**MATERIAL SHOWN**.
|---|

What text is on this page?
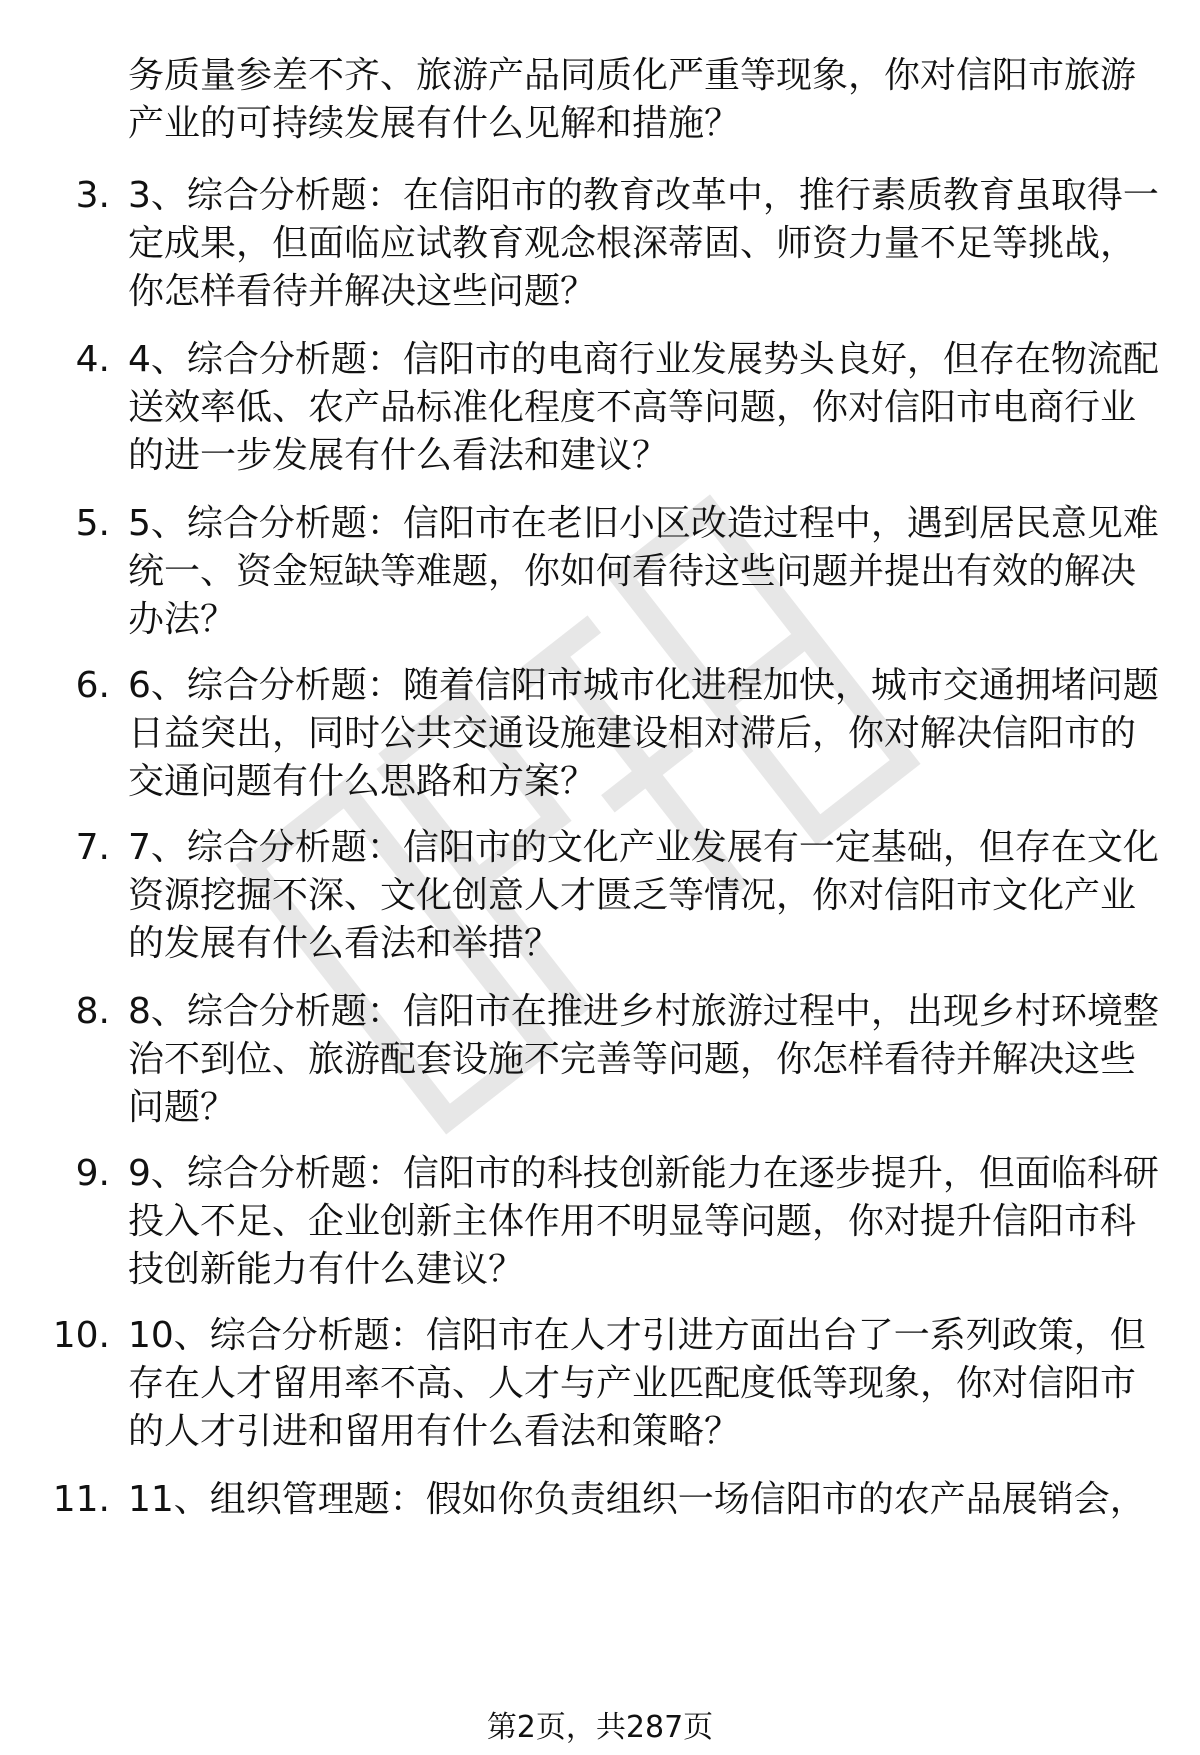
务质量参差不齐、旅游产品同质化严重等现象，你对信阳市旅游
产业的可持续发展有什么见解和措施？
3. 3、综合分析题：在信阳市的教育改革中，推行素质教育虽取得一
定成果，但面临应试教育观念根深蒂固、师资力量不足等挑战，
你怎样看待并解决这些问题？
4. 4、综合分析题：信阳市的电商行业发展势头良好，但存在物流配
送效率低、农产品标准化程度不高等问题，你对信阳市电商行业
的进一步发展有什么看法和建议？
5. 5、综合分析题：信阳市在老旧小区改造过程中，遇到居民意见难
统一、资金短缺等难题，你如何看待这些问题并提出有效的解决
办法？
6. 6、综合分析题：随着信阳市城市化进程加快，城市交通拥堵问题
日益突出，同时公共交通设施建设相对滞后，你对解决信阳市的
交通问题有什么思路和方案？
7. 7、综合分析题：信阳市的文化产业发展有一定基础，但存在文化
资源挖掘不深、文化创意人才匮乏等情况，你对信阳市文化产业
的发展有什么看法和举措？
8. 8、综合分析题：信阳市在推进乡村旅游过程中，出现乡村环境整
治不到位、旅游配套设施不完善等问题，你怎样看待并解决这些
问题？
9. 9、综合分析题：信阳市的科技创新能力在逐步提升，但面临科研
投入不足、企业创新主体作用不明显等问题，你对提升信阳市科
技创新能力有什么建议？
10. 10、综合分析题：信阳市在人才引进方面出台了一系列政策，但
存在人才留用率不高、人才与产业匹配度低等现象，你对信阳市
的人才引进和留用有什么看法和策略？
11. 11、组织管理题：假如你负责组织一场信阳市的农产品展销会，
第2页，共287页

|---|

**PROBLEM TO SOLVE**.
Transcribe the records above exactly as they appear, leaving out any pictures.

**THE REPLY**.
What text is on this page?
务质量参差不齐、旅游产品同质化严重等现象，你对信阳市旅游
产业的可持续发展有什么见解和措施？
3. 3、综合分析题：在信阳市的教育改革中，推行素质教育虽取得一
定成果，但面临应试教育观念根深蒂固、师资力量不足等挑战，
你怎样看待并解决这些问题？
4. 4、综合分析题：信阳市的电商行业发展势头良好，但存在物流配
送效率低、农产品标准化程度不高等问题，你对信阳市电商行业
的进一步发展有什么看法和建议？
5. 5、综合分析题：信阳市在老旧小区改造过程中，遇到居民意见难
统一、资金短缺等难题，你如何看待这些问题并提出有效的解决
办法？
6. 6、综合分析题：随着信阳市城市化进程加快，城市交通拥堵问题
日益突出，同时公共交通设施建设相对滞后，你对解决信阳市的
交通问题有什么思路和方案？
7. 7、综合分析题：信阳市的文化产业发展有一定基础，但存在文化
资源挖掘不深、文化创意人才匮乏等情况，你对信阳市文化产业
的发展有什么看法和举措？
8. 8、综合分析题：信阳市在推进乡村旅游过程中，出现乡村环境整
治不到位、旅游配套设施不完善等问题，你怎样看待并解决这些
问题？
9. 9、综合分析题：信阳市的科技创新能力在逐步提升，但面临科研
投入不足、企业创新主体作用不明显等问题，你对提升信阳市科
技创新能力有什么建议？
10. 10、综合分析题：信阳市在人才引进方面出台了一系列政策，但
存在人才留用率不高、人才与产业匹配度低等现象，你对信阳市
的人才引进和留用有什么看法和策略？
11. 11、组织管理题：假如你负责组织一场信阳市的农产品展销会，
第2页，共287页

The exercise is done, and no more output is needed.